■ **DIRECTION A**:
Answer these questions using the article on planned satellite tasting rooms in San Diego County:
(i) Which city had Benchmark Brewing Company considered for a satellite before deciding to stay within the City of San Diego?
(ii) On which street in downtown Chula Vista is Groundswell Brewing Company working to open a sampling space?
(iii) How many brewery tasting rooms are planned to surround the central courtyard at The Headquarters at Seaport Village?
■ **DIRECTION B**:
Reproduce, word for word, the stretch of the satellite tasting room article from "Chula Vista: Fresh" through "Garden of Encinitas).".

■ **SOURCE EXTRACT**:

★ ★ ★ ★ ★ ★ ★

The future home of Little Miss Brewing’s tasting room in OB (three doors down from Culture Brewing’s satellite)

Breweries make the best margin by far when selling their beer in their taprooms. With a county expansive as San Diego, getting customers to a single location can be a challenge, but the satellite tasting room model—one where a brewery opens a non-brewing sampling space in a geographically removed community—has proven quite successful in helping brewing companies reach new customers, move inventory and generate additional revenue. Many satellites have been sent into orbit throughout the county in recent years, and quite a few are in different states of planning at present. Here is a breakdown of such projects by the neighborhoods they may someday call home.

Bay Park: As announced earlier this week, Grantville-based Benchmark Brewing Company has signed a lease on a space. The family-run business had been exploring the prospect of opening a satellite in Oceanside, but ultimately decided to stay within the City of San Diego.

Carlsbad: A collective of artisans will someday share space with crops of produce, wine grapes and hops at the North 40 development. Numerous tenants have been reeled in over the past two years (and many have walked away), but Miramar’s AleSmith Brewing Company and Carmel Mountain’s Second Chance Beer Company are signed up, with the former hoping to sell house-made cheese with its beer.

Chula Vista: Fresh off the high of moving into Twisted Manzanita Ales’ former production brewery (and distillery) in Santee, Groundswell Brewing Company is working to open a sampling space on downtown Chula Vista’s main drag, Third Avenue…right across the street from soon-to-debut Thr3e Punk Ales Brewing Company.

Encinitas: Though a community that’s openly resisted brewery-owned venues, this beachy berg has two breweries slogging against the tide for space on Coast Highway 101: Point Loma’s Modern Times Beer Company (across from La Paloma Theatre) and Solana Beach’s Culture Brewing Company (next to Bier Garden of Encinitas).

Marina District: Developers have spent the better part of the past year curating a list of breweries to share space at The Headquarters at Seaport Village. Planned as a central courtyard surrounded by six identical yet uniquely appointed brewery tasting rooms, it has proven challenging for a variety of reasons, but would create a concept unique to San Diego.

★ ★ ★ ★ ★ ★ ★

■ **PROVIDED MATERIAL**:
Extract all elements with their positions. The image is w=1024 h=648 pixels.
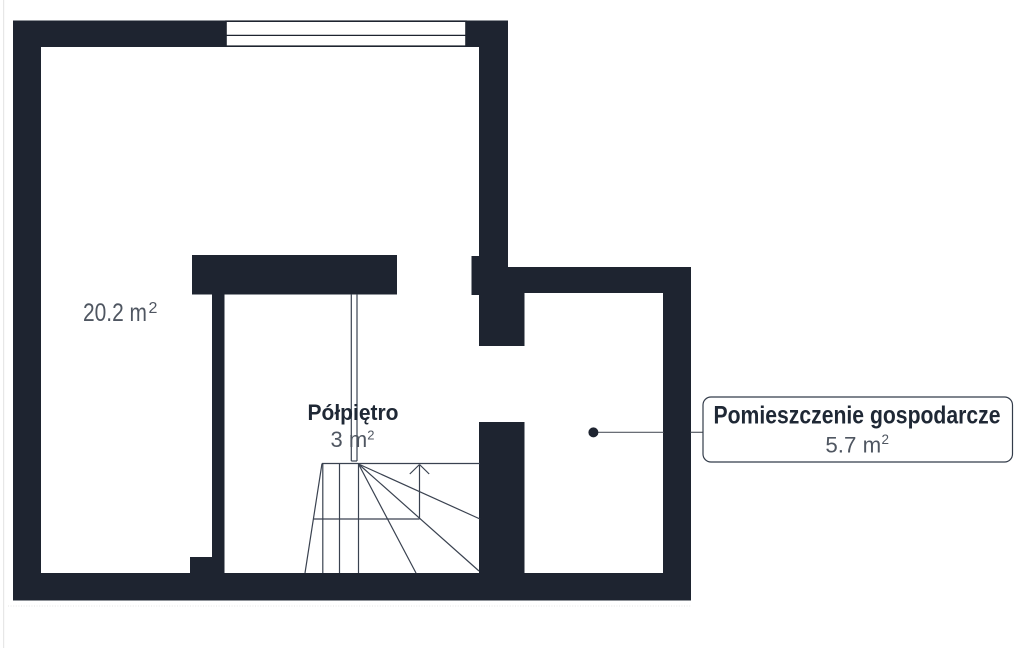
svg-text:2: 2 [149, 300, 158, 317]
svg-text:20.2 m: 20.2 m [83, 299, 147, 327]
svg-text:Pomieszczenie gospodarcze: Pomieszczenie gospodarcze [714, 402, 1001, 430]
svg-text:Półpiętro: Półpiętro [308, 400, 399, 425]
svg-text:2: 2 [882, 432, 890, 447]
svg-text:5.7 m: 5.7 m [825, 432, 881, 457]
svg-text:3 m: 3 m [331, 427, 368, 452]
svg-text:2: 2 [367, 428, 374, 443]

★ ★ ★ ★ ★ ★ ★

■ **ANSWER A**:
(i) Oceanside
(ii) Third Avenue
(iii) Six

■ **ANSWER B**:
Chula Vista: Fresh off the high of moving into Twisted Manzanita Ales’ former production brewery (and distillery) in Santee, Groundswell Brewing Company is working to open a sampling space on downtown Chula Vista’s main drag, Third Avenue…right across the street from soon-to-debut Thr3e Punk Ales Brewing Company.

Encinitas: Though a community that’s openly resisted brewery-owned venues, this beachy berg has two breweries slogging against the tide for space on Coast Highway 101: Point Loma’s Modern Times Beer Company (across from La Paloma Theatre) and Solana Beach’s Culture Brewing Company (next to Bier Garden of Encinitas).